Data entries
>>>>
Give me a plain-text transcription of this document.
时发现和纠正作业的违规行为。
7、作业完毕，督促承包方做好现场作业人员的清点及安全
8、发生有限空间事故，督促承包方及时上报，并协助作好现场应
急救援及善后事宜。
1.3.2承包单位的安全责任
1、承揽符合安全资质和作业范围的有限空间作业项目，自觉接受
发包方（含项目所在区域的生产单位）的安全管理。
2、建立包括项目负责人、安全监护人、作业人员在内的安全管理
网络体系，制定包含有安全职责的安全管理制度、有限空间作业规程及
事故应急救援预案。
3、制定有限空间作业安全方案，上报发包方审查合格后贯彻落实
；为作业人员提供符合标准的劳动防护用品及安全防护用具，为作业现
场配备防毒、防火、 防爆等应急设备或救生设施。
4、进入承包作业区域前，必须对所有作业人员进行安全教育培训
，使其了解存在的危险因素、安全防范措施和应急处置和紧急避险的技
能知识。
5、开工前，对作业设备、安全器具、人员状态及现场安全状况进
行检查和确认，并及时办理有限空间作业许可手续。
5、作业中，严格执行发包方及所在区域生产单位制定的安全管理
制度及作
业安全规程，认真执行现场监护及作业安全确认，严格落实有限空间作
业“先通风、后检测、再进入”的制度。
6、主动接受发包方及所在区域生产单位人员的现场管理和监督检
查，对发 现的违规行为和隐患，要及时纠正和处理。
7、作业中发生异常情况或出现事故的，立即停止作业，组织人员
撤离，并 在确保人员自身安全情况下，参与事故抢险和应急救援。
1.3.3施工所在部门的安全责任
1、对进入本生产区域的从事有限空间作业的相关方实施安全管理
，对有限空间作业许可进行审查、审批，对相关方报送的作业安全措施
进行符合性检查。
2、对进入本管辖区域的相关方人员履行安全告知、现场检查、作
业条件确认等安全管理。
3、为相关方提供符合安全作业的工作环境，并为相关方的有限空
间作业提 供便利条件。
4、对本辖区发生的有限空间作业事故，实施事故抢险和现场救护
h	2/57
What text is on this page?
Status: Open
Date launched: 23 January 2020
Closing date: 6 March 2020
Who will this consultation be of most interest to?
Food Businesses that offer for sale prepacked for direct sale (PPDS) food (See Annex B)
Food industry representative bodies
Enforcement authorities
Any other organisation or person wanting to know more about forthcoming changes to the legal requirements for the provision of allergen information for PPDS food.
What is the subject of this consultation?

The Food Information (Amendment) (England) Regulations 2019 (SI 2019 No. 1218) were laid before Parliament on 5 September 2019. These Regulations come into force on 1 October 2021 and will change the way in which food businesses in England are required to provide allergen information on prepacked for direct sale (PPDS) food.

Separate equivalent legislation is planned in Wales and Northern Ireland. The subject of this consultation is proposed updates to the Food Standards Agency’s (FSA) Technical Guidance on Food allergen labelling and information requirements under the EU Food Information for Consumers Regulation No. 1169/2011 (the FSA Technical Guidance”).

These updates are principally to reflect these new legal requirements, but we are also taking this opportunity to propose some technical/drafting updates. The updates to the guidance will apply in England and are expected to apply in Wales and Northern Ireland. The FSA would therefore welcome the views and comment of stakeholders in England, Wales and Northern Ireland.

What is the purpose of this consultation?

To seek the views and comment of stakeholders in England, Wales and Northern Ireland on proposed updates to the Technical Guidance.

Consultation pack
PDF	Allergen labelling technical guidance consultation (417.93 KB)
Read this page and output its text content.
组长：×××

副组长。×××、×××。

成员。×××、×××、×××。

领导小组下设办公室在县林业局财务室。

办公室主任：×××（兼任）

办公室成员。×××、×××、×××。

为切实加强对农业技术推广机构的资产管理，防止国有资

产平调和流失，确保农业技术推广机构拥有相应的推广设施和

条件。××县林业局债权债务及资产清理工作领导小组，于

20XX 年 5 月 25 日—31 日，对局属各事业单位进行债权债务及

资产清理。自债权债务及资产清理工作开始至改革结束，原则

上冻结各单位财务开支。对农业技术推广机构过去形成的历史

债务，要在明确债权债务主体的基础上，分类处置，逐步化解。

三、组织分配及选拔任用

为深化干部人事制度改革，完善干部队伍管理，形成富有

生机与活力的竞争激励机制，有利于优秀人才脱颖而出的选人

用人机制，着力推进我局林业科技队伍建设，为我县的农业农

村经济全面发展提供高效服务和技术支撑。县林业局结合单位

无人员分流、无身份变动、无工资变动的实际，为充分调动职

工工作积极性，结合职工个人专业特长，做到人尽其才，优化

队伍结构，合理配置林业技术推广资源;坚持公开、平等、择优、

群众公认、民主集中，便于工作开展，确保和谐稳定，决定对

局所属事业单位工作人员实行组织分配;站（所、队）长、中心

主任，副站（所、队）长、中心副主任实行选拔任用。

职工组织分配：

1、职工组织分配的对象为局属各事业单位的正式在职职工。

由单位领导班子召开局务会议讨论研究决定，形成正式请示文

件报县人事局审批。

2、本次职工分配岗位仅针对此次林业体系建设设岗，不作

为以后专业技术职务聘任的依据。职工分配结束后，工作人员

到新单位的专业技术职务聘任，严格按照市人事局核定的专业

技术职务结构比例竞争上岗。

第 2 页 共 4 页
<<<<
▶ Task
From the entries above, copy each line holding "PPDS".

▶ Task solution
Food Businesses that offer for sale prepacked for direct sale (PPDS) food (See Annex B)
Any other organisation or person wanting to know more about forthcoming changes to the legal requirements for the provision of allergen information for PPDS food.
The Food Information (Amendment) (England) Regulations 2019 (SI 2019 No. 1218) were laid before Parliament on 5 September 2019. These Regulations come into force on 1 October 2021 and will change the way in which food businesses in England are required to provide allergen information on prepacked for direct sale (PPDS) food.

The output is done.